**Directions**
Every line containing the word "subtitle" needs to be found and copied.

**Supplied records**
━━━━━━━━━━━━━━━━

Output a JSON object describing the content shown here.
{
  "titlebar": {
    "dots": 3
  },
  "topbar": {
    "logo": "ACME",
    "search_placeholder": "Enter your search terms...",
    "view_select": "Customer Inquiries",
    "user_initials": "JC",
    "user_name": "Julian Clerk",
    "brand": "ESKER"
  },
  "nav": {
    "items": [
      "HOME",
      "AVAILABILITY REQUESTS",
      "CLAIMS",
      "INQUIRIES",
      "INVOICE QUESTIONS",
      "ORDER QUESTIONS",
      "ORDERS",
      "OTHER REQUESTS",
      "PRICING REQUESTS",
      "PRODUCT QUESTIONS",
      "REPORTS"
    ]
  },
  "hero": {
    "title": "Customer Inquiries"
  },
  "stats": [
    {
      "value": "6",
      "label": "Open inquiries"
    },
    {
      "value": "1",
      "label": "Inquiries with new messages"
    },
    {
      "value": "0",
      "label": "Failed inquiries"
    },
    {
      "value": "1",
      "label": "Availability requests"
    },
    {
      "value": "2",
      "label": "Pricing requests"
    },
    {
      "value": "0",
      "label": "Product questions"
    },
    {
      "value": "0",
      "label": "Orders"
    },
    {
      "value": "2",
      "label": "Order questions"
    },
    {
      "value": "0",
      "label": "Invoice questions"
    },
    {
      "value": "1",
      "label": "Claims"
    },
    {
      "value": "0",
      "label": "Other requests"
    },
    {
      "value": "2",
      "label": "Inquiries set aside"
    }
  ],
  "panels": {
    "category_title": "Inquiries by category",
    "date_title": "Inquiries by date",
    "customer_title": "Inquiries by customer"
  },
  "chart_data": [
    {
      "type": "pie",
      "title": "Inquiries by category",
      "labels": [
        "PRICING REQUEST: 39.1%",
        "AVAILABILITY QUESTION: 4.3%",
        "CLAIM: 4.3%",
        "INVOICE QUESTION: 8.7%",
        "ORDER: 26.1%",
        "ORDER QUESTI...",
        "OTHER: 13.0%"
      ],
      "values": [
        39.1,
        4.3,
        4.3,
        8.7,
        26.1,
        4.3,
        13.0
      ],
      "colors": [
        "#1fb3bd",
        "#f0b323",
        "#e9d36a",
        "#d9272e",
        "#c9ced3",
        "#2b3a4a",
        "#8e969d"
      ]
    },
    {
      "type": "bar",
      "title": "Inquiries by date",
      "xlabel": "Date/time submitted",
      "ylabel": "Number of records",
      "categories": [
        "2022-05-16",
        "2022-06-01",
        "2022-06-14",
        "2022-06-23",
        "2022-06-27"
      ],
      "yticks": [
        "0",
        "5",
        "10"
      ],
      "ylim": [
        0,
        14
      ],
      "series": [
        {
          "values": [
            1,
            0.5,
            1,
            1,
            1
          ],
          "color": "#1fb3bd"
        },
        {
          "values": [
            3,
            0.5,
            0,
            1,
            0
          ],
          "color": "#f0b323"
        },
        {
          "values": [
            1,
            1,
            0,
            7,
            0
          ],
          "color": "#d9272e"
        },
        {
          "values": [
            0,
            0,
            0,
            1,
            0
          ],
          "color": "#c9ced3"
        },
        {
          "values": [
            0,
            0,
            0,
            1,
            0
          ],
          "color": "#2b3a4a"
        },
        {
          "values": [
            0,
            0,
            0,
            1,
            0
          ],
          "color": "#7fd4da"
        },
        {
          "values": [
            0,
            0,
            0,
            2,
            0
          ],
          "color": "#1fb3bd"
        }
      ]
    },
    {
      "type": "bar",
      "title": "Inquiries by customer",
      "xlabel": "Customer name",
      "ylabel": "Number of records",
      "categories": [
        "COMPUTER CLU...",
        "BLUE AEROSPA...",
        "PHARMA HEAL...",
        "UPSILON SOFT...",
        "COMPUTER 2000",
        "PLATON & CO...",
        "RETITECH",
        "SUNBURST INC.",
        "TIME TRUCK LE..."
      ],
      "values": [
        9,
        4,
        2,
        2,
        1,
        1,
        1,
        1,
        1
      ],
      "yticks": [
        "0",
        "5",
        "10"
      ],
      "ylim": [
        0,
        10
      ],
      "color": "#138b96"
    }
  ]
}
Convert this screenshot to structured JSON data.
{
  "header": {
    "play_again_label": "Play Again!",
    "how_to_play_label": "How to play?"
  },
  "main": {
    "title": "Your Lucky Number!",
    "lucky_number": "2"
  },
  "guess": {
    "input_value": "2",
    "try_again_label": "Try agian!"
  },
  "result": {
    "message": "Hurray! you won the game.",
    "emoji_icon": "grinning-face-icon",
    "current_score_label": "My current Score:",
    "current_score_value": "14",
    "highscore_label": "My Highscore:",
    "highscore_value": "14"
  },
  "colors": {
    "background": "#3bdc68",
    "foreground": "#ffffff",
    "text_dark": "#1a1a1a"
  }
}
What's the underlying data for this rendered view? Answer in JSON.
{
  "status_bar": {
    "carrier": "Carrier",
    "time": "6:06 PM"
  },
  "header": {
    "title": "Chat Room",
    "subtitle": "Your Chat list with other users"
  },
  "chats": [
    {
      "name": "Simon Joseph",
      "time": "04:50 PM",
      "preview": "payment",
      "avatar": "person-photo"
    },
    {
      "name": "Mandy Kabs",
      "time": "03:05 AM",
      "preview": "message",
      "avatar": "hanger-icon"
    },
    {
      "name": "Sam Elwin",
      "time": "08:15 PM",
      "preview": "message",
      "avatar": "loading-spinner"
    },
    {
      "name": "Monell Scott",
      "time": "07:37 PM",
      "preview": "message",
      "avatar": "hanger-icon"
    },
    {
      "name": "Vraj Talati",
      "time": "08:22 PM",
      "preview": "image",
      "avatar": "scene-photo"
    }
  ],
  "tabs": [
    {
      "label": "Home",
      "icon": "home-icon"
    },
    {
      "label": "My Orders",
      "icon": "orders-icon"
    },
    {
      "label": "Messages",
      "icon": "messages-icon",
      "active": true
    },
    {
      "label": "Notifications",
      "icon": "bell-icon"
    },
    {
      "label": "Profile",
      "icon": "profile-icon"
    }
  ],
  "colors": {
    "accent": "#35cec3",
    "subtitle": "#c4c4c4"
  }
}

━━━━━━━━━━━━━━━━

**Reply to the exercise**
    "subtitle": "Your Chat list with other users"
    "subtitle": "#c4c4c4"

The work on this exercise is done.